**** Extrait du document ****

Les entretiens de Munich prirent fin le 27 février, entre 6 et 7 heures du soir, et c'est à 8 heures, environ une heure avant le commencement de l'incendie du Reichstag, que Dimitrov prit le train qui devait l'amener de Munich à Berlin. »

À côté de lui, Marinus Van der Lubbe, premier homme arrêté sur les lieux, endosse l’entière responsabilité de l’incendie et dédouane ses co-accusés.

Cela n’empêche pas deux poids lourds du régime nazi de se succéder à la barre pour porter leurs accusations contre les jeunes communistes. C’est tout d’abord Hermann Goering, dont L’Humanité relève les contradictions.

**** Données fournies ****

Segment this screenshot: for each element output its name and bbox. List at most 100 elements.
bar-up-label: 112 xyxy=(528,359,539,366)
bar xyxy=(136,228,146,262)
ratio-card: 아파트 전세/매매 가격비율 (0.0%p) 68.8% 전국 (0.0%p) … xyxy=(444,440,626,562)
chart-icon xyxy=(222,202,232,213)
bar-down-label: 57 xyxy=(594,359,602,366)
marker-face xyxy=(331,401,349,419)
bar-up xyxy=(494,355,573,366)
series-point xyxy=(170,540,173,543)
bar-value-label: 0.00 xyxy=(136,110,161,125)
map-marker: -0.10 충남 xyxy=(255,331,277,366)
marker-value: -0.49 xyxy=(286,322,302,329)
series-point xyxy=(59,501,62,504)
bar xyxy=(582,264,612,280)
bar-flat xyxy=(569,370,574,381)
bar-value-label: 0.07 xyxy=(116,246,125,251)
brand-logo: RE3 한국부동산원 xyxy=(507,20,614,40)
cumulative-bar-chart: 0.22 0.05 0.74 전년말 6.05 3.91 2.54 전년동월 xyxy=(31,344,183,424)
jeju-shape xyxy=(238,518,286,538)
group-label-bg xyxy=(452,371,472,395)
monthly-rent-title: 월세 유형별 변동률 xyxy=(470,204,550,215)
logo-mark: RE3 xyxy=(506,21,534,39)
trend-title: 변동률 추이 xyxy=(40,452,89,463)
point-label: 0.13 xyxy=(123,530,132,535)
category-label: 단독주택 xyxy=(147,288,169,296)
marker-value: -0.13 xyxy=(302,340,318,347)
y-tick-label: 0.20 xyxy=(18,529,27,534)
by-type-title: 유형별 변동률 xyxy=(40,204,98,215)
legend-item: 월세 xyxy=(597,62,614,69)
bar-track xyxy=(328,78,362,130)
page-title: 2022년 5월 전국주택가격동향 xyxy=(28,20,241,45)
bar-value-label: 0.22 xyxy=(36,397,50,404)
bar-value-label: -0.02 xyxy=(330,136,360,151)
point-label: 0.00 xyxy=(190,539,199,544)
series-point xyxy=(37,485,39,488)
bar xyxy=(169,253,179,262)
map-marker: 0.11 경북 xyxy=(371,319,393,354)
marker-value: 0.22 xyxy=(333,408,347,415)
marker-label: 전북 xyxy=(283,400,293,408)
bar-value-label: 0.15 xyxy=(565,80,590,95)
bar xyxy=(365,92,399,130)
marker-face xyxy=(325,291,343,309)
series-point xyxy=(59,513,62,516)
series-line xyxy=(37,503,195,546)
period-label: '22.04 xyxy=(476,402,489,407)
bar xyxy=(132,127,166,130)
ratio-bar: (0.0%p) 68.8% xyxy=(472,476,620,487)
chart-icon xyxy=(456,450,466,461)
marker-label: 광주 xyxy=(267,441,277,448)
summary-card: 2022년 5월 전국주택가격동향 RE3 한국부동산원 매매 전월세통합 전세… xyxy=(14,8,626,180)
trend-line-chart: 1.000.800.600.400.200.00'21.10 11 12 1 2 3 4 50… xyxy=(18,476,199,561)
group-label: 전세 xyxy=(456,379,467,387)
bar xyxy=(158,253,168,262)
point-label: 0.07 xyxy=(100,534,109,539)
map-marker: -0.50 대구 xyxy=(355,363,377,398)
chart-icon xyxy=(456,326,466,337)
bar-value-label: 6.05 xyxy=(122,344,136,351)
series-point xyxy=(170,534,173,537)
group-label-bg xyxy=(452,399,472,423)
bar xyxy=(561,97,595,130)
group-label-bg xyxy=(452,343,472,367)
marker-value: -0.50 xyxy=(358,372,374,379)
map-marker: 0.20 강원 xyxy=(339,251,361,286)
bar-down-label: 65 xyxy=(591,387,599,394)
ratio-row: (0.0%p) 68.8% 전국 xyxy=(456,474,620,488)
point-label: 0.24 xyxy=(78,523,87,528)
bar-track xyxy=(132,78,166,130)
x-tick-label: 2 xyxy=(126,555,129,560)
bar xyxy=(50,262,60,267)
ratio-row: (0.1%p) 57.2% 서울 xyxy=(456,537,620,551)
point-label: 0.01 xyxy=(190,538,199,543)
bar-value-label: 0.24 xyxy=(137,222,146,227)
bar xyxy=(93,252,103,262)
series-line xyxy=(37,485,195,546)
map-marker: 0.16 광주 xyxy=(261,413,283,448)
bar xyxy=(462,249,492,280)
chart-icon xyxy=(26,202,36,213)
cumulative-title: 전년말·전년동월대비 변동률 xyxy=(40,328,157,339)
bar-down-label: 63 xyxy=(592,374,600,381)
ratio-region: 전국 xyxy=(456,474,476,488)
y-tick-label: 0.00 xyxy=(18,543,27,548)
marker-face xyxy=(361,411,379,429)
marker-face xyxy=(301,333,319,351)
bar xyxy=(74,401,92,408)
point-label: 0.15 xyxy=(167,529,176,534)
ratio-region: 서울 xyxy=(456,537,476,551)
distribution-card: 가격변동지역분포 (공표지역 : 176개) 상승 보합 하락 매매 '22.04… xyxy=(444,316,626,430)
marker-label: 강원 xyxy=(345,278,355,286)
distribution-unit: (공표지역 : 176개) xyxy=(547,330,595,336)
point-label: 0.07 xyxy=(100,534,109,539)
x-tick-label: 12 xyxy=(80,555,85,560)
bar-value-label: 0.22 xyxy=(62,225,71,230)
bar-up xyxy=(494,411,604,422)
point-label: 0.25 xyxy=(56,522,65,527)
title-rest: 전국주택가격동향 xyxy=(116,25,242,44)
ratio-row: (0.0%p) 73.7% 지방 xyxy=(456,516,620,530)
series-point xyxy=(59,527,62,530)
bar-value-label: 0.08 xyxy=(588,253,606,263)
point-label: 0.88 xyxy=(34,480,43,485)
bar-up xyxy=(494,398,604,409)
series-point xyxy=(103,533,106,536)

****

### Consignes
Poursuivez l'extrait consacré au procès de l'incendie du Reichstag en reprenant après sa dernière phrase.

### Réponse finale
Marinus van der Lubbe peu de temps après son arrestation, 1933 - source : WikiCommons
Marinus van der Lubbe peu de temps après son arrestation, 1933 - source : WikiCommons

« En une heure, Goering affirme tour à tour :

1° que l'incendie l'avait surpris. (Mais alors il ne pouvait être le résultat d'un plan d'ensemble du PCA, contre lequel tous les ordres avaient été lancés par le gouvernement) ;

2° que l'incendie était le résultat d'un plan logique du PCA (Mais alors comment expliquer la surprise des nazis en présence de cet événement logique ?) ;

3° que la vigilance nazie avait dérouté le PCA (Mais alors comment celui-ci aurait-il pu mettre à exécution son fameux plan ?) »

Dimitrov ne se laisse pas impressionner par le ministre d’Hitler et retourne les accusations contre lui. À tel point que ce dernier perd son sang-froid en pleine audience.

« Le témoin, embarrassé par ces questions, se dérobe et se tourne vers l'accusé qu'il apostrophe avec véhémence. A la fin, sa fureur éclate : “Je ne suis pas venu ici pour me faire accuser. Vous êtes un vaurien qui devrait être pendu depuis longtemps.”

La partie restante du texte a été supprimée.